__TASK DIRECTIONS__
Rewrite the records from the start through the line with "event-info-field[interactable] bbox=[155, 1032, 693, 1072]", changing "room" to "hall" and leaving everything else unchanged.

·····

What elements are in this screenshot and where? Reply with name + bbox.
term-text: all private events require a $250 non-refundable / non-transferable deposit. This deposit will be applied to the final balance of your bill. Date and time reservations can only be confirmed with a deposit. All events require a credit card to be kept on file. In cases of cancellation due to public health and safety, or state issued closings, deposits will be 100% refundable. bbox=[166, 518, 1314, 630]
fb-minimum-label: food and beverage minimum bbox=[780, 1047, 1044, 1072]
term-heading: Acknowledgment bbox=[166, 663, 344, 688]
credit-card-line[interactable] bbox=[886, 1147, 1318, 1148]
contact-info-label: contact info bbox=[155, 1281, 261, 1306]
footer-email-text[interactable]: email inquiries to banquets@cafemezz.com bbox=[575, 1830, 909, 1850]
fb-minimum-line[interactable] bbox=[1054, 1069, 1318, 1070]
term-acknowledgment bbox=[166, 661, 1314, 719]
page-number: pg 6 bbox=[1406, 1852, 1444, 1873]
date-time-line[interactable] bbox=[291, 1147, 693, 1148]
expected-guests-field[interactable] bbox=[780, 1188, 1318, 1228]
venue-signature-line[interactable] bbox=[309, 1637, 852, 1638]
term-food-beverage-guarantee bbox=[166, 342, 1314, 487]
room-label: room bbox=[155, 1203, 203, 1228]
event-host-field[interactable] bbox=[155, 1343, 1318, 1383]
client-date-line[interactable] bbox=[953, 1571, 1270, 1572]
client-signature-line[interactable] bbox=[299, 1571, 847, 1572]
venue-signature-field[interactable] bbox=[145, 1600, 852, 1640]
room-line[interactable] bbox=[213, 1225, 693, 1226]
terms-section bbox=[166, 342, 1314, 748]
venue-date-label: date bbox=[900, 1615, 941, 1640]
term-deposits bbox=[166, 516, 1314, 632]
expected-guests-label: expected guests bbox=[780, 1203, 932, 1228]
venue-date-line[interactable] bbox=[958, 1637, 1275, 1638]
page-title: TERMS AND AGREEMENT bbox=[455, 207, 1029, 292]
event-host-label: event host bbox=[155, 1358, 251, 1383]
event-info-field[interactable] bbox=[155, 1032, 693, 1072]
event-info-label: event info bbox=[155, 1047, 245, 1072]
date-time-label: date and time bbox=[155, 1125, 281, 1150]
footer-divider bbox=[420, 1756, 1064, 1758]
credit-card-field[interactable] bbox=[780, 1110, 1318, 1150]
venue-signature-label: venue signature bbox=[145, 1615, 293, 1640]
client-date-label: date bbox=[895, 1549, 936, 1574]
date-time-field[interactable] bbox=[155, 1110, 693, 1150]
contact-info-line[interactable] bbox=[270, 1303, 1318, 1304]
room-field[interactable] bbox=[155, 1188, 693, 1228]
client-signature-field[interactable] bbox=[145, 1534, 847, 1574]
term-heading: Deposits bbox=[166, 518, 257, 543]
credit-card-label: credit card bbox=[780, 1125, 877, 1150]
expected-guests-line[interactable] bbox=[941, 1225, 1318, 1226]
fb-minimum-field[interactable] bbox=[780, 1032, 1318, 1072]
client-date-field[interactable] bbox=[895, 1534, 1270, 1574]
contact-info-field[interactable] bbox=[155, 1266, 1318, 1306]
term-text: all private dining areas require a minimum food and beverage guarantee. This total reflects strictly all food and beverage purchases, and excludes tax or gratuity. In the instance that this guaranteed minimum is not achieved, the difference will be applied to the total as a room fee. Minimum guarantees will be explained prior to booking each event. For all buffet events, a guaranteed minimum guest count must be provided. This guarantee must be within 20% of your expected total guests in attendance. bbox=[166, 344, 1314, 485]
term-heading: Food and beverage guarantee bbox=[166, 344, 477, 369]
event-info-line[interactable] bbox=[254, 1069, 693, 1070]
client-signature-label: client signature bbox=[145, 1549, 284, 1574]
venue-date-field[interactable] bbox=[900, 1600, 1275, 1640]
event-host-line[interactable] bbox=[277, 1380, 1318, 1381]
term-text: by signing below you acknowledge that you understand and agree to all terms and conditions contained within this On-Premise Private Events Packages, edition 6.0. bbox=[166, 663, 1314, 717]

·····

__FULL RESPONSE__
What elements are in this screenshot and where? Reply with name + bbox.
term-text: all private events require a $250 non-refundable / non-transferable deposit. This deposit will be applied to the final balance of your bill. Date and time reservations can only be confirmed with a deposit. All events require a credit card to be kept on file. In cases of cancellation due to public health and safety, or state issued closings, deposits will be 100% refundable. bbox=[166, 518, 1314, 630]
fb-minimum-label: food and beverage minimum bbox=[780, 1047, 1044, 1072]
term-heading: Acknowledgment bbox=[166, 663, 344, 688]
credit-card-line[interactable] bbox=[886, 1147, 1318, 1148]
contact-info-label: contact info bbox=[155, 1281, 261, 1306]
footer-email-text[interactable]: email inquiries to banquets@cafemezz.com bbox=[575, 1830, 909, 1850]
fb-minimum-line[interactable] bbox=[1054, 1069, 1318, 1070]
term-acknowledgment bbox=[166, 661, 1314, 719]
page-number: pg 6 bbox=[1406, 1852, 1444, 1873]
date-time-line[interactable] bbox=[291, 1147, 693, 1148]
expected-guests-field[interactable] bbox=[780, 1188, 1318, 1228]
venue-signature-line[interactable] bbox=[309, 1637, 852, 1638]
term-food-beverage-guarantee bbox=[166, 342, 1314, 487]
hall-label: hall bbox=[155, 1203, 203, 1228]
event-host-field[interactable] bbox=[155, 1343, 1318, 1383]
client-date-line[interactable] bbox=[953, 1571, 1270, 1572]
client-signature-line[interactable] bbox=[299, 1571, 847, 1572]
venue-signature-field[interactable] bbox=[145, 1600, 852, 1640]
hall-line[interactable] bbox=[213, 1225, 693, 1226]
terms-section bbox=[166, 342, 1314, 748]
venue-date-label: date bbox=[900, 1615, 941, 1640]
term-deposits bbox=[166, 516, 1314, 632]
expected-guests-label: expected guests bbox=[780, 1203, 932, 1228]
venue-date-line[interactable] bbox=[958, 1637, 1275, 1638]
page-title: TERMS AND AGREEMENT bbox=[455, 207, 1029, 292]
event-host-label: event host bbox=[155, 1358, 251, 1383]
event-info-field[interactable] bbox=[155, 1032, 693, 1072]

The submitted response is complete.